Took lustre completely offline, then first checked the LAST_ID on a
known, good OST.  I found this kind of thing:

# od -Ax -td4 /mnt/ost/last_rcvd | more

For ost11, the 8c index value is 28

debugfs -c -R ''dump /O/0/LAST_ID /tmp/LAST_ID'' /dev/sdb ; od
-Ax -td8
/tmp/LAST_ID

debugfs 1.41.10.sun2 (24-Feb-2010)

/dev/sdb: catastrophic mode - not reading inode or group bitmaps

000000                68321

000008

(gdb) p /x 68321

$1 = 0x10ae1

(gdb)

[root@umdist03 ~]# cat /tmp/LAST_ID.asc

0000000: e10a 0100 0000 0000                      á.......

&gt;From this I can see how to edit the LAST_ID.asc for use in the repair
procedure.  All other information was consistent, the /tmp/objects.sdb
ended with this LAST_ID object.

Now, we move on to the "bad" OST.  First, I did an lfs_find yesterday
on just this OST and came up with some 8000 files before it seemed to
cease output.  So, I expected to see SOMETHING on the physical disk. 
But, in fact, the /tmp/objects.sdc showed no content whatsoever?  Just
blank lines, and a direct look at the ls output confirmed that.  And
so, the confusion began.

LAST_ID is, indeed, zero.  

I am checking with my co-conspirator in this.  It is _possible_ that
this OST ID was re-used after a machine was dropped from our system due
to non-recoverable disk/system errors.  So, in my mind, that means it
is possible that the current OST really IS empty of content.  Is that
really what is meant by getting this kind of output from the ls command
for all 9 or 10 of these directories?

/mnt/ost/O/0/d8:

total 0

/mnt/ost/O/0/d9:

total 0

Assuming the disk really is empty then, and LAST_ID really is zero,
shall I then leave it at zero, and follow the recommendation of page
23-14, ie, just shut down again, delete the lov_objid file on the MDS,
and restart the system?  Certainly the value at the correct index (29)
is definitely hosed:

# od -Ax -td8 /mnt/mdt/lov_objid

(snip)

0000d0               292648               346413

0000e0                68225 -7137254917378053186

0000f0                59064                59607

000100                59227                59414

Thanks,

bob

Bob Ball wrote:

Thank you, Bern.  "df" claims there is some 442MB of data on the
volume, compared to neighbors with 285GB.  That could well be a
fragment of a single, unsuccessful transfer attempt.  I can run
lfs_find on it though and see what comes back.  Was having problems
earlier, thought I got files back from that command, but other problems
on our cluster confused that result.  We will recheck.

* _Prompt 1_: In the Lustre post, how much data does "df" report on the volume?
* _Prompt 2_: List every file path in the Lustre post that begins with /tmp/.
* _Prompt 3_: Write the next part of the Lustre post, picking up after its final sentence.

* _Material provided_:
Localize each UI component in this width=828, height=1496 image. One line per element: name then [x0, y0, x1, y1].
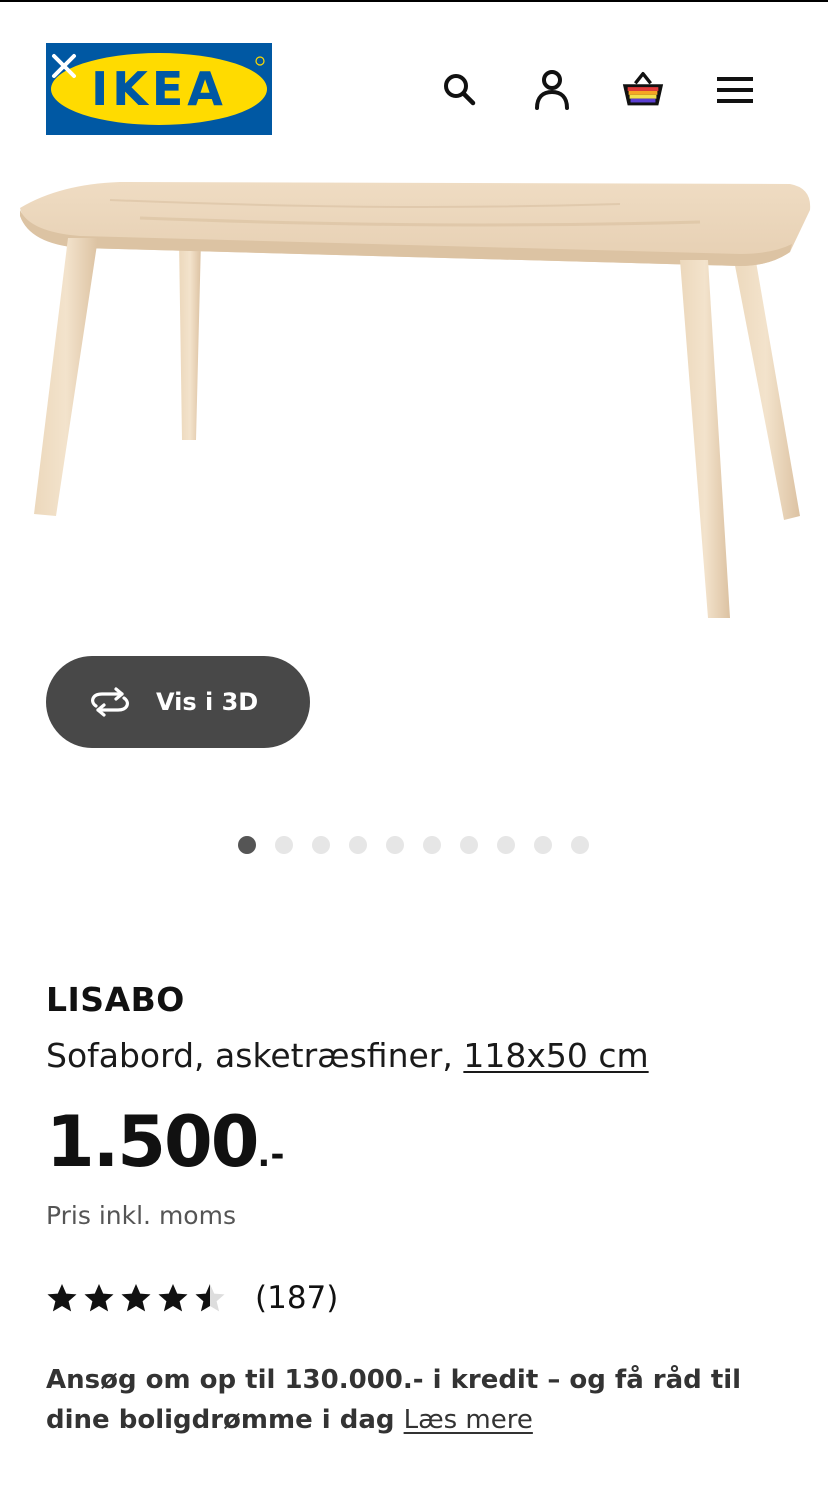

* _Written reply 1_: Some 442MB.

* _Written reply 2_:
/tmp/LAST_ID
/tmp/LAST_ID.asc
/tmp/objects.sdb
/tmp/objects.sdc

* _Written reply 3_:
bob

Bernd Schubert wrote:

On Friday, September 03, 2010, Bob Ball wrote:

We added a new OSS to our 1.8.4 Lustre installation.  It has 6 OST of
8.9TB each.  Within a day of having these on-line, one OST stopped
accepting new files.  I cannot get it to activate.  The other 5 seem fine.

On the MDS "lctl dl" shows it IN, but not UP, and files can be read
from
it: 33 IN osc umt3-OST001d-osc umt3-mdtlov_UUID 5

However, I cannot get it to re-activate:
lctl --device umt3-OST001d-osc activate

[...]

LustreError: 4697:0:(filter.c:3172:filter_handle_precreate())
umt3-OST001d: ignoring bogus orphan destroy request: obdid
11309489156331498430 last_id 0

Can anyone tell me what must be done to recover this disk volume?

Check out section 23.3.9 in the Lustre manual ("How to Fix a Bad LAST_ID on
an
OST).

It is on my TODO list to write tool to automatically correct the
"lov_objid",
but as of now I don''t have it yet. Somehow your lov_objid file has a 
completely wrong value for this OST.
Now, when you say "files can be read from it", are you sure there are
already
files on that OST? Because the error message says that the last_id is zero and 
so you should not have a single file on it. If that is also wrong, you will 
need to correct it as well. You can do that manually, or you can use a patched 
e2fsprogs version, that will do that for you

Patches are here:
https://bugzilla.lustre.org/show_bug.cgi?id=22734

Packages can be found on my home page:
http://www.pci.uni-heidelberg.de/tc/usr/bernd/downloads/e2fsprogs/

If you want to do it automatically, you will need to create a lfsck mdsdb file 
(the hdr file is sufficient, see the lfsck section in the manual) and then you 
will need to run e2fsck for that OST as if you want to create an OSTDB file. 
That will start pass6, and if you then run e2fsck *without* "-n", so
in
correcting mode, it will correct the LAST_ID file to what it finds on disk. 
With "-v" it will also tell you the old and the new value and then you
will
need to put that value properly coded into the MDS lov_objid file.

Be careful and create backups of the lov_objid and LAST_ID files.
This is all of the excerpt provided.